Instruction: Return a copy of each line that holds the string "obszarów".

Records contained in a dataset:

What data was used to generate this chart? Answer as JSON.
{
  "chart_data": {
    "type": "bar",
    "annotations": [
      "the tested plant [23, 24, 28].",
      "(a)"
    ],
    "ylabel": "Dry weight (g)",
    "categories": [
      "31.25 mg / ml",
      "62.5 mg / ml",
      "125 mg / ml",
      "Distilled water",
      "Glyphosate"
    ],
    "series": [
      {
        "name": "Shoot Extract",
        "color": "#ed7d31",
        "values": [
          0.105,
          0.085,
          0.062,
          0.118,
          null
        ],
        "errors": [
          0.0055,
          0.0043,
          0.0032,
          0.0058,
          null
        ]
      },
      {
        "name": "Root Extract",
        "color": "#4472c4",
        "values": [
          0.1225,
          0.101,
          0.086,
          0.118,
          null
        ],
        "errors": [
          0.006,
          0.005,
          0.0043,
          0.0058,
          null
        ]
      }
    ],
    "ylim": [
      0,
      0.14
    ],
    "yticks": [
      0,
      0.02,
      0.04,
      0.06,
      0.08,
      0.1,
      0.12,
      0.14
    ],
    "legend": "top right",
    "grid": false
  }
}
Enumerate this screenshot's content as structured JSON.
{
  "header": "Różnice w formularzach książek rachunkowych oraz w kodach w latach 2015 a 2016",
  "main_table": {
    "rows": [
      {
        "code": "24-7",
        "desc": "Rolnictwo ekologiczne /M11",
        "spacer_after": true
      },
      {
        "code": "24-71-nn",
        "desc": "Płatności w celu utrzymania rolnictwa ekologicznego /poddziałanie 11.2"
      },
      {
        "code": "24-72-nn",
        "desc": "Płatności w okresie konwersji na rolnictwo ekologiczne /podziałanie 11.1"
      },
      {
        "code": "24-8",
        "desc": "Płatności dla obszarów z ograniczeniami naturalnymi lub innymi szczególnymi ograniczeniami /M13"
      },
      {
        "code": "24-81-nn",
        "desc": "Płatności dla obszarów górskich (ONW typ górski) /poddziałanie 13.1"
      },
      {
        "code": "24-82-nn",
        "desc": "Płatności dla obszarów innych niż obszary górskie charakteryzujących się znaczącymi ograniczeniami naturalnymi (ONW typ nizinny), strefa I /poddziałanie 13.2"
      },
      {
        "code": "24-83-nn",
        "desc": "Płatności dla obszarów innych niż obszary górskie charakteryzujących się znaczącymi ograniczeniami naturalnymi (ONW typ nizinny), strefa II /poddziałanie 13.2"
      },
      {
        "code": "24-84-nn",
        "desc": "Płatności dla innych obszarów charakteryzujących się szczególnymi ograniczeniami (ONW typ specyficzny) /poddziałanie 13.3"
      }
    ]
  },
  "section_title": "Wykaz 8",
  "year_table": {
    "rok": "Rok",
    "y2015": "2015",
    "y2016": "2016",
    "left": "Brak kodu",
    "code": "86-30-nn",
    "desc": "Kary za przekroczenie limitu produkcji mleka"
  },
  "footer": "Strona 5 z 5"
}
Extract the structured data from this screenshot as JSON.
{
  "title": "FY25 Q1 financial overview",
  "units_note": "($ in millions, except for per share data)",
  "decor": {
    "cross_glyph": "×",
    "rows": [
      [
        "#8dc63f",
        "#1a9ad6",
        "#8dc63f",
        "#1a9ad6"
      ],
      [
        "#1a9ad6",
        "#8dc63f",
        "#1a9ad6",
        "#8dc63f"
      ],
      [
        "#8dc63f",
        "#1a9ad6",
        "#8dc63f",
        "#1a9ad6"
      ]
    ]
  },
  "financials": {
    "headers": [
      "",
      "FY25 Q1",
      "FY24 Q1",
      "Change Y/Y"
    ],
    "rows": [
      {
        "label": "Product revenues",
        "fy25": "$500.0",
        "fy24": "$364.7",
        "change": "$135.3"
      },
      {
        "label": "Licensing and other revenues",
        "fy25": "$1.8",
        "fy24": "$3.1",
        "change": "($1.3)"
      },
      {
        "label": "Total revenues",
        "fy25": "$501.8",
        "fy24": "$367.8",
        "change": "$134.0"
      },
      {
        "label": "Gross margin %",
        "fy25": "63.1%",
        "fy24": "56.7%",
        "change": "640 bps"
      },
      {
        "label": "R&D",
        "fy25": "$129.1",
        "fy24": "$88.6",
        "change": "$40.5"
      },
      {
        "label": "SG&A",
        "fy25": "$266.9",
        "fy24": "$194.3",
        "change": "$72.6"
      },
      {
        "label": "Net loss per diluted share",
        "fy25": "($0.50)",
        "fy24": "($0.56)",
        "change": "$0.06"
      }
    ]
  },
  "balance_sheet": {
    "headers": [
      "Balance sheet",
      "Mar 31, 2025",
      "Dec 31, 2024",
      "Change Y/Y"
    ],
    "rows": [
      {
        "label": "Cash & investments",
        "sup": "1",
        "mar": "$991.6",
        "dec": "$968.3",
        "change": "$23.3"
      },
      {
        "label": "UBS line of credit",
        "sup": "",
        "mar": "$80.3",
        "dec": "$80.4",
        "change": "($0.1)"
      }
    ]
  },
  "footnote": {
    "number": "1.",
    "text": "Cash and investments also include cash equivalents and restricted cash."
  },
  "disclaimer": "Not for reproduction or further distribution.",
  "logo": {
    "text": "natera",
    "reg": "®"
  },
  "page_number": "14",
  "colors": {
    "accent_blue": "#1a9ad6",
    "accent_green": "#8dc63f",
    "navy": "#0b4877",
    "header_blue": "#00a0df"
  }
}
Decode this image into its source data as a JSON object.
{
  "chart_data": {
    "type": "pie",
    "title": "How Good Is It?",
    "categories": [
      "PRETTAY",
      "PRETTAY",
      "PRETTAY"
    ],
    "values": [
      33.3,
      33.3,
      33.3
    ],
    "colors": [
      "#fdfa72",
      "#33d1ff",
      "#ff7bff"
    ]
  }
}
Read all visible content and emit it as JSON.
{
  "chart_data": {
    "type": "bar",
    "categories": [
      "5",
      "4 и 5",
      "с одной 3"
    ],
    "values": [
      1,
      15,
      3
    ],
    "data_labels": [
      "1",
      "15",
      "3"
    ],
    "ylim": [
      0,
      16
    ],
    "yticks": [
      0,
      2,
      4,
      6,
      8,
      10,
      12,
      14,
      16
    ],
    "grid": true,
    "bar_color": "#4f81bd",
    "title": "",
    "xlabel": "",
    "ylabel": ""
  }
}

Correct answer:
        "desc": "Płatności dla obszarów z ograniczeniami naturalnymi lub innymi szczególnymi ograniczeniami /M13"
        "desc": "Płatności dla obszarów górskich (ONW typ górski) /poddziałanie 13.1"
        "desc": "Płatności dla obszarów innych niż obszary górskie charakteryzujących się znaczącymi ograniczeniami naturalnymi (ONW typ nizinny), strefa I /poddziałanie 13.2"
        "desc": "Płatności dla obszarów innych niż obszary górskie charakteryzujących się znaczącymi ograniczeniami naturalnymi (ONW typ nizinny), strefa II /poddziałanie 13.2"
        "desc": "Płatności dla innych obszarów charakteryzujących się szczególnymi ograniczeniami (ONW typ specyficzny) /poddziałanie 13.3"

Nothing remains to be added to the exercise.